Dataset:
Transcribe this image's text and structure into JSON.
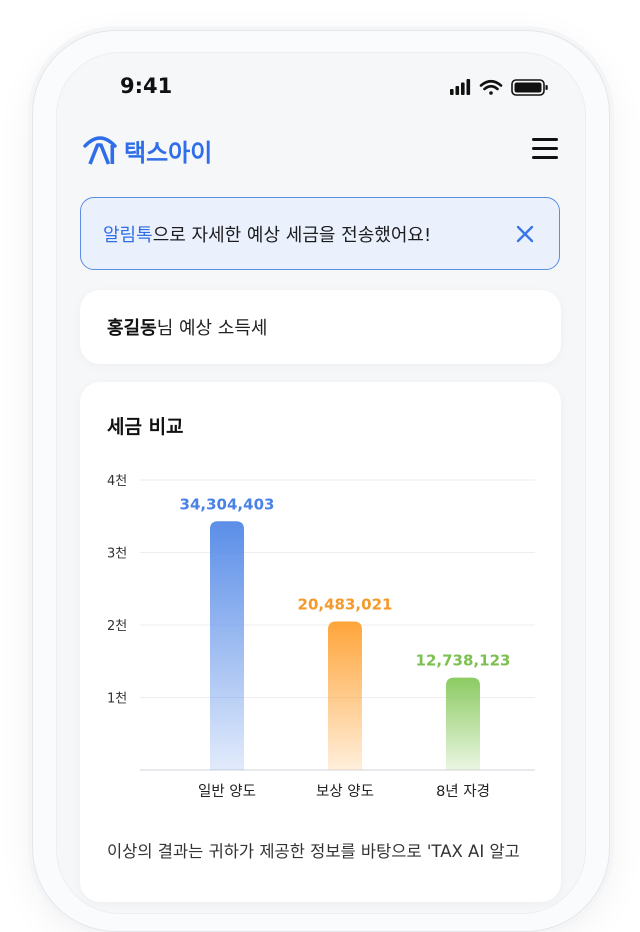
{
  "status_bar": {
    "time": "9:41"
  },
  "header": {
    "logo_text": "택스아이",
    "logo_icon": "ai-logo-icon",
    "menu_icon": "hamburger-menu-icon"
  },
  "banner": {
    "highlight": "알림톡",
    "text": "으로 자세한 예상 세금을 전송했어요!",
    "close_icon": "close-icon"
  },
  "summary": {
    "name": "홍길동",
    "suffix": "님 예상 소득세"
  },
  "chart_section": {
    "title": "세금 비교"
  },
  "chart_data": {
    "type": "bar",
    "title": "세금 비교",
    "categories": [
      "일반 양도",
      "보상 양도",
      "8년 자경"
    ],
    "values": [
      34304403,
      20483021,
      12738123
    ],
    "value_labels": [
      "34,304,403",
      "20,483,021",
      "12,738,123"
    ],
    "y_ticks": [
      {
        "value": 10000000,
        "label": "1천"
      },
      {
        "value": 20000000,
        "label": "2천"
      },
      {
        "value": 30000000,
        "label": "3천"
      },
      {
        "value": 40000000,
        "label": "4천"
      }
    ],
    "ylim": [
      0,
      40000000
    ],
    "colors": [
      "#5b8ee8",
      "#ffa53a",
      "#8ccb62"
    ],
    "label_colors": [
      "#4a82e6",
      "#f59a2a",
      "#7cc14f"
    ],
    "grid": true
  },
  "footer_text": "이상의 결과는 귀하가 제공한 정보를 바탕으로 'TAX AI 알고"
}
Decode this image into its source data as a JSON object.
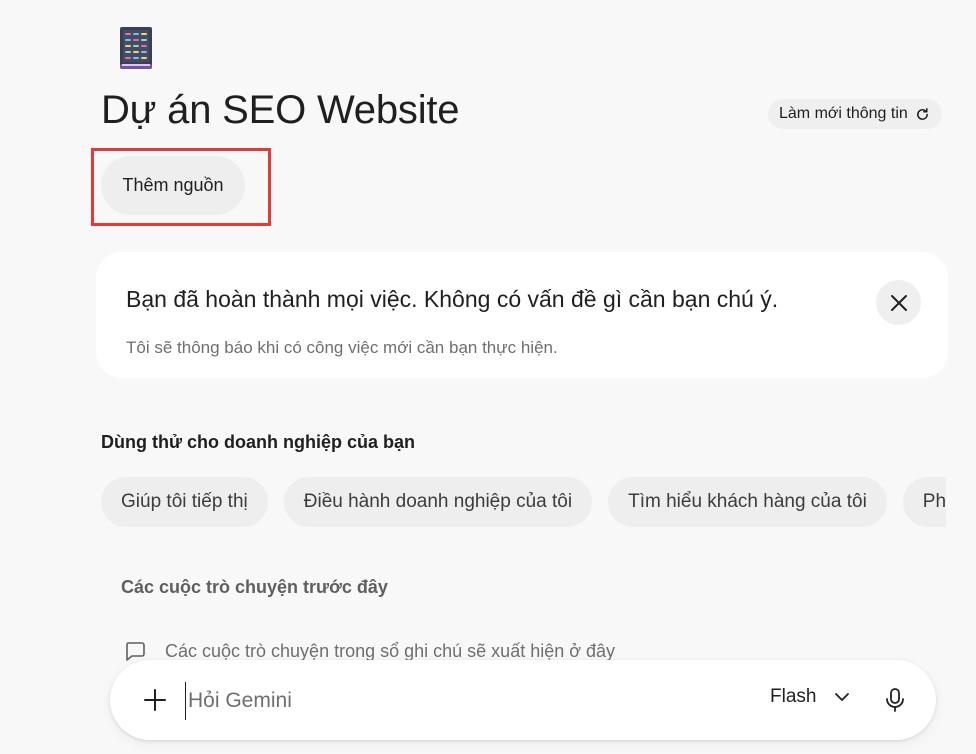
{
  "notebook": {
    "icon": "book-icon",
    "title": "Dự án SEO Website",
    "refresh_label": "Làm mới thông tin",
    "add_source_label": "Thêm nguồn"
  },
  "notice": {
    "title": "Bạn đã hoàn thành mọi việc. Không có vấn đề gì cần bạn chú ý.",
    "subtitle": "Tôi sẽ thông báo khi có công việc mới cần bạn thực hiện."
  },
  "suggestions": {
    "heading": "Dùng thử cho doanh nghiệp của bạn",
    "chips": [
      {
        "label": "Giúp tôi tiếp thị"
      },
      {
        "label": "Điều hành doanh nghiệp của tôi"
      },
      {
        "label": "Tìm hiểu khách hàng của tôi"
      },
      {
        "label": "Phá"
      }
    ]
  },
  "previous_chats": {
    "heading": "Các cuộc trò chuyện trước đây",
    "empty_text": "Các cuộc trò chuyện trong sổ ghi chú sẽ xuất hiện ở đây"
  },
  "composer": {
    "placeholder": "Hỏi Gemini",
    "model": "Flash"
  },
  "colors": {
    "highlight": "#e53935",
    "card": "#ffffff",
    "chip": "#eeeeee",
    "background": "#f8f8f8"
  }
}
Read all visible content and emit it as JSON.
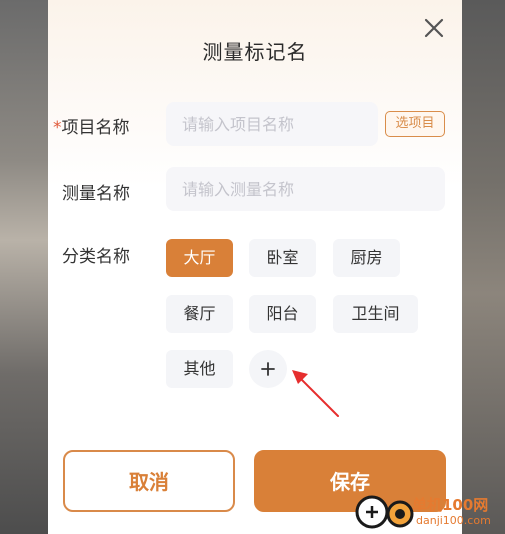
{
  "dialog": {
    "title": "测量标记名",
    "fields": {
      "project": {
        "required_mark": "*",
        "label": "项目名称",
        "placeholder": "请输入项目名称",
        "pick_button": "选项目"
      },
      "measure": {
        "label": "测量名称",
        "placeholder": "请输入测量名称"
      },
      "category": {
        "label": "分类名称",
        "chips": [
          "大厅",
          "卧室",
          "厨房",
          "餐厅",
          "阳台",
          "卫生间",
          "其他"
        ],
        "selected": "大厅"
      }
    },
    "buttons": {
      "cancel": "取消",
      "save": "保存"
    }
  },
  "icons": {
    "close": "close-icon",
    "add": "plus-icon",
    "annotation": "red-arrow-icon"
  },
  "colors": {
    "accent": "#d98038",
    "required": "#e05a3a",
    "annotation": "#e62e2e"
  },
  "watermark": {
    "name": "单机100网",
    "url": "danji100.com"
  }
}
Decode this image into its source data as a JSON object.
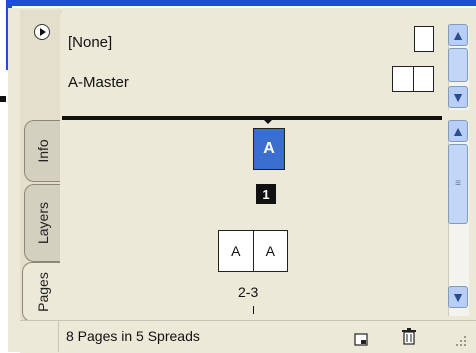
{
  "panel": {
    "tabs": [
      {
        "label": "Info"
      },
      {
        "label": "Layers"
      },
      {
        "label": "Pages"
      }
    ],
    "masters": {
      "none_label": "[None]",
      "master_label": "A-Master"
    },
    "pages": {
      "page1_prefix": "A",
      "page1_number": "1",
      "spread_left_prefix": "A",
      "spread_right_prefix": "A",
      "spread_label": "2-3"
    },
    "status": {
      "text": "8 Pages in 5 Spreads"
    },
    "icons": [
      "panel-menu-icon",
      "single-page-icon",
      "facing-pages-icon",
      "new-page-icon",
      "trash-icon",
      "resize-grip-icon"
    ],
    "colors": {
      "page_blue": "#3b6fcf",
      "panel_bg": "#ece9d8",
      "scrollbar_blue": "#b9cef6"
    }
  }
}
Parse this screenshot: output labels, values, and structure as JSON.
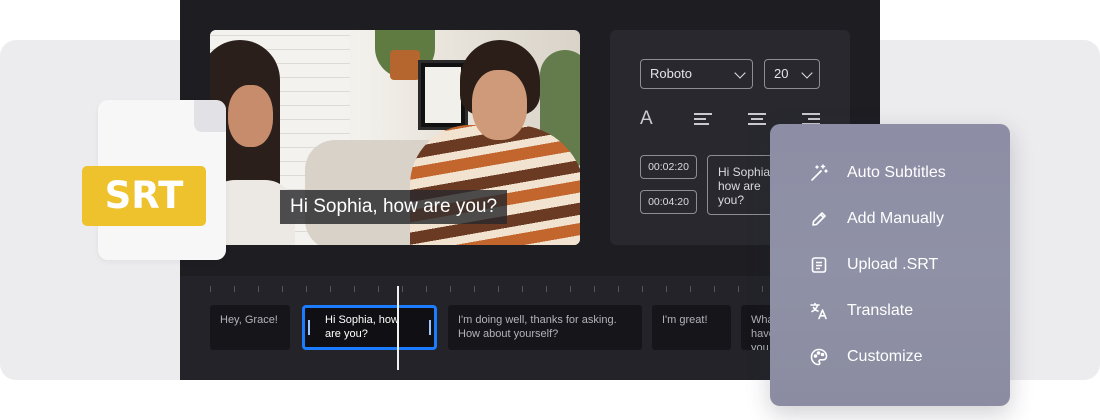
{
  "video": {
    "caption": "Hi Sophia, how are you?"
  },
  "settings": {
    "font": "Roboto",
    "size": "20",
    "text_icon": "A",
    "times": [
      "00:02:20",
      "00:04:20"
    ],
    "subtitle_text": "Hi Sophia, how are you?"
  },
  "timeline": {
    "clips": [
      "Hey, Grace!",
      "Hi Sophia, how are you?",
      "I'm doing well, thanks for asking. How about yourself?",
      "I'm great!",
      "What have you been up to lately for the"
    ]
  },
  "file": {
    "label": "SRT"
  },
  "menu": {
    "items": [
      {
        "label": "Auto Subtitles",
        "icon": "magic-wand-icon"
      },
      {
        "label": "Add Manually",
        "icon": "pencil-icon"
      },
      {
        "label": "Upload .SRT",
        "icon": "document-icon"
      },
      {
        "label": "Translate",
        "icon": "translate-icon"
      },
      {
        "label": "Customize",
        "icon": "palette-icon"
      }
    ]
  },
  "colors": {
    "accent": "#1b7cff",
    "srt_badge": "#eec22c",
    "editor_bg": "#1d1d22"
  }
}
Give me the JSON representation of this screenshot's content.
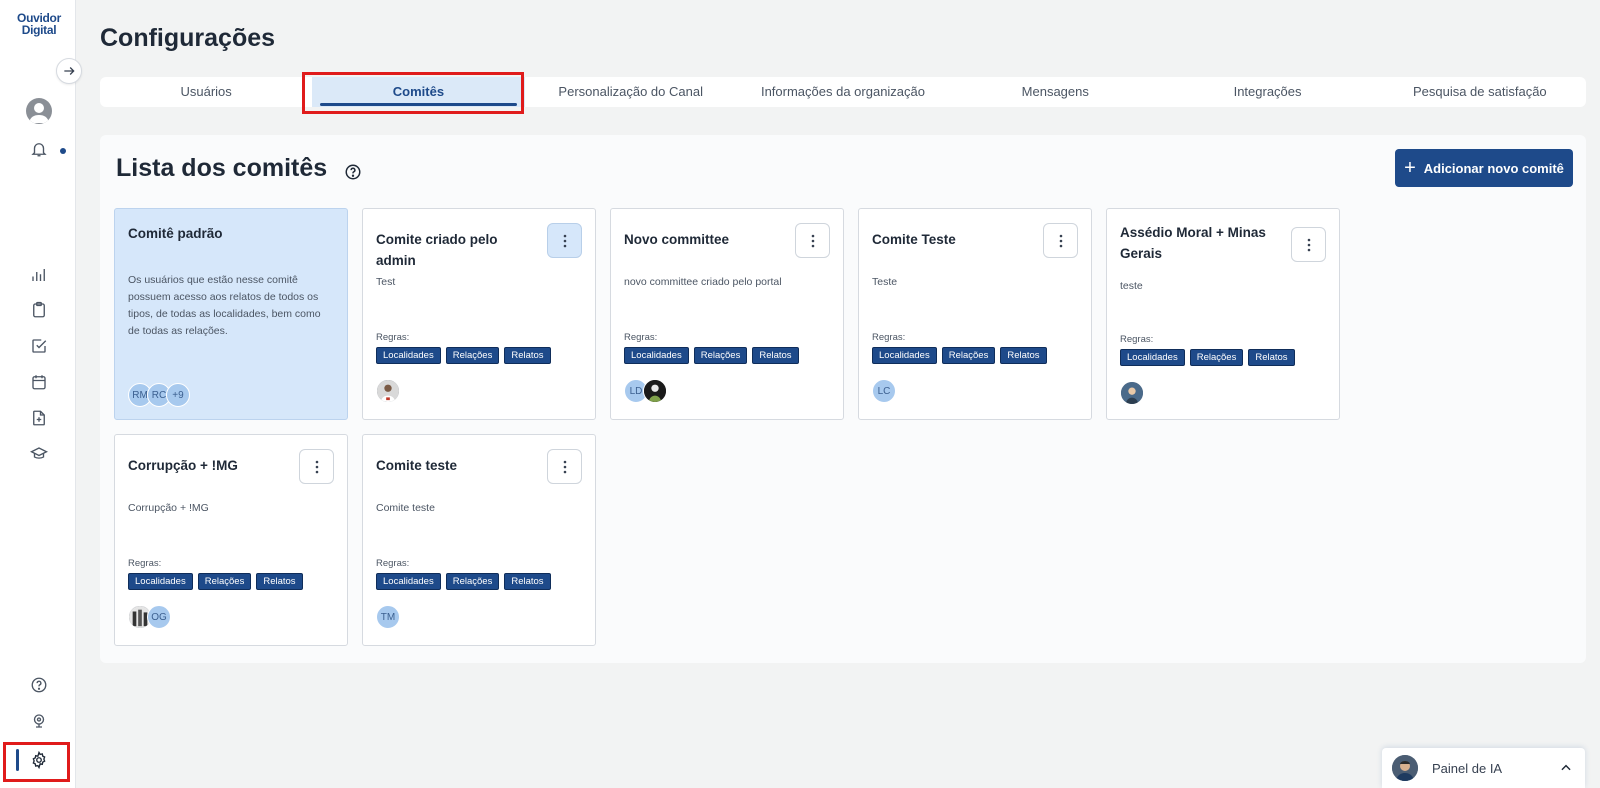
{
  "app": {
    "logo_line1": "Ouvidor",
    "logo_line2": "Digital"
  },
  "page": {
    "title": "Configurações"
  },
  "tabs": [
    {
      "label": "Usuários",
      "active": false
    },
    {
      "label": "Comitês",
      "active": true
    },
    {
      "label": "Personalização do Canal",
      "active": false
    },
    {
      "label": "Informações da organização",
      "active": false
    },
    {
      "label": "Mensagens",
      "active": false
    },
    {
      "label": "Integrações",
      "active": false
    },
    {
      "label": "Pesquisa de satisfação",
      "active": false
    }
  ],
  "committees_section": {
    "title": "Lista dos comitês",
    "add_button_label": "Adicionar novo comitê",
    "rules_label": "Regras:"
  },
  "committees": [
    {
      "title": "Comitê padrão",
      "description": "Os usuários que estão nesse comitê possuem acesso aos relatos de todos os tipos, de todas as localidades, bem como de todas as relações.",
      "default": true,
      "members": [
        "RM",
        "RC",
        "+9"
      ]
    },
    {
      "title": "Comite criado pelo admin",
      "description": "Test",
      "rules": [
        "Localidades",
        "Relações",
        "Relatos"
      ],
      "members": [
        "photo"
      ]
    },
    {
      "title": "Novo committee",
      "description": "novo committee criado pelo portal",
      "rules": [
        "Localidades",
        "Relações",
        "Relatos"
      ],
      "members": [
        "LD",
        "photo"
      ]
    },
    {
      "title": "Comite Teste",
      "description": "Teste",
      "rules": [
        "Localidades",
        "Relações",
        "Relatos"
      ],
      "members": [
        "LC"
      ]
    },
    {
      "title": "Assédio Moral + Minas Gerais",
      "description": "teste",
      "rules": [
        "Localidades",
        "Relações",
        "Relatos"
      ],
      "members": [
        "photo"
      ]
    },
    {
      "title": "Corrupção + !MG",
      "description": "Corrupção + !MG",
      "rules": [
        "Localidades",
        "Relações",
        "Relatos"
      ],
      "members": [
        "photo",
        "OG"
      ]
    },
    {
      "title": "Comite teste",
      "description": "Comite teste",
      "rules": [
        "Localidades",
        "Relações",
        "Relatos"
      ],
      "members": [
        "TM"
      ]
    }
  ],
  "ai_panel": {
    "label": "Painel de IA"
  },
  "colors": {
    "brand": "#1e4a8a",
    "highlight": "#e01b1b",
    "active_tab_bg": "#dbe9f8"
  }
}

Task goal:
Using the records above, find and show each line with the string "việc".

Response below:
    "title": "Bạn đã hoàn thành mọi việc. Không có vấn đề gì cần bạn chú ý.",
    "subtitle": "Tôi sẽ thông báo khi có công việc mới cần bạn thực hiện."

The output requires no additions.